Task prompt
Which lines of the records contain "smallpox"? Collect every one of them.

────────────────

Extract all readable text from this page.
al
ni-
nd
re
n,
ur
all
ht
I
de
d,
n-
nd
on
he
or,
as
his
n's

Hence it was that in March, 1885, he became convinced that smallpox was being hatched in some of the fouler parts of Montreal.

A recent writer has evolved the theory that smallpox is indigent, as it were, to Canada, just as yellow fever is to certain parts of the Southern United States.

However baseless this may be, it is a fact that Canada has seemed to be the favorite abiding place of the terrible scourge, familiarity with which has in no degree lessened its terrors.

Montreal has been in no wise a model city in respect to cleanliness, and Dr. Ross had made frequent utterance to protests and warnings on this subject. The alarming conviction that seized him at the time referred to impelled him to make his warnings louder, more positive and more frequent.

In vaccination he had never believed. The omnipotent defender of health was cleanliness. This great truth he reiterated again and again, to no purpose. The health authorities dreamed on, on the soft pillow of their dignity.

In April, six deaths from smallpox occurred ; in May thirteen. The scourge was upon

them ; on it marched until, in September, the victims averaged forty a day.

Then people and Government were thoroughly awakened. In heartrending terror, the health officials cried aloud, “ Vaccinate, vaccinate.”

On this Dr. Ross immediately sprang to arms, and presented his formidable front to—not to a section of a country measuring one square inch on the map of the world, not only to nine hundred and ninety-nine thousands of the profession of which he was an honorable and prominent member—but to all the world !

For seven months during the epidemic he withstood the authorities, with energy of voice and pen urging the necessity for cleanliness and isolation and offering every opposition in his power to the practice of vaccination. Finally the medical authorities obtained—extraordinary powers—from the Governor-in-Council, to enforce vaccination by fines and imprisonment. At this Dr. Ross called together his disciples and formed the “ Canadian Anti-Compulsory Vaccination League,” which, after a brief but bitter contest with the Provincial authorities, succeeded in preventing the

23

────────────────

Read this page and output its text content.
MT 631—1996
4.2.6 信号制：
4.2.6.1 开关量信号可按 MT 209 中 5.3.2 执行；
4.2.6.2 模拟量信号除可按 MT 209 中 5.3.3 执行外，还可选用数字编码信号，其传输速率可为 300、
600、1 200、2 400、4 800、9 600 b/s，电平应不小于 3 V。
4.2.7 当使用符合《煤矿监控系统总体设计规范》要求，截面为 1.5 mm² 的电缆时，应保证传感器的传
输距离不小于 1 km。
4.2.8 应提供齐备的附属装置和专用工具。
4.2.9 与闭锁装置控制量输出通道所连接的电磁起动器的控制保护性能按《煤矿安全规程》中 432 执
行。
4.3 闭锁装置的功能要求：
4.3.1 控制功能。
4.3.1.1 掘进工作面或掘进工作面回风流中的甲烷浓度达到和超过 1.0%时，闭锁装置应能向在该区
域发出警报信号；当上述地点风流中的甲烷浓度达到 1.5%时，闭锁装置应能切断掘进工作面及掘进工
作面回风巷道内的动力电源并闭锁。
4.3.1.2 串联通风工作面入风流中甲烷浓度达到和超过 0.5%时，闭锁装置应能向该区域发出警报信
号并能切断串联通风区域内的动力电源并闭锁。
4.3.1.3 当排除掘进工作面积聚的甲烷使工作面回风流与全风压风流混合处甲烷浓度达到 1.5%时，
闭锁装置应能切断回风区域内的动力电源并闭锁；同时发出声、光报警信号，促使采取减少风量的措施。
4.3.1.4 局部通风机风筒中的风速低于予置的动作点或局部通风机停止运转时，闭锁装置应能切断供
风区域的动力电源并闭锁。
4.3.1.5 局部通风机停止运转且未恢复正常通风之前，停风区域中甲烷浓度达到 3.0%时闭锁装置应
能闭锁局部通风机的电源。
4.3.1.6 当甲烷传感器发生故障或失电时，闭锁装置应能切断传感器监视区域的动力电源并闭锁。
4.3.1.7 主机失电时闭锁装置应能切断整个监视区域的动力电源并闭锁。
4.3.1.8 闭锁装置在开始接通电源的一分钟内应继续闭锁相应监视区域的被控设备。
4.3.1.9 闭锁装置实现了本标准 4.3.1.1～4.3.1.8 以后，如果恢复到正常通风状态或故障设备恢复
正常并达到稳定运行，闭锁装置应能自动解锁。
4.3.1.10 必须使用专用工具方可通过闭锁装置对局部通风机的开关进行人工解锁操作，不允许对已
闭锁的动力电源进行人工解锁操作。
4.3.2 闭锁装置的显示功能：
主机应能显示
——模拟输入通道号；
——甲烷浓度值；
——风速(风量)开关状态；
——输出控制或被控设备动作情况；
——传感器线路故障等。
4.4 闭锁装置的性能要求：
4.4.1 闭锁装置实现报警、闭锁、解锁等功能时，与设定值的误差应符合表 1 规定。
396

────────────────

Final answer
Hence it was that in March, 1885, he became convinced that smallpox was being hatched in some of the fouler parts of Montreal.
A recent writer has evolved the theory that smallpox is indigent, as it were, to Canada, just as yellow fever is to certain parts of the Southern United States.
In April, six deaths from smallpox occurred ; in May thirteen. The scourge was upon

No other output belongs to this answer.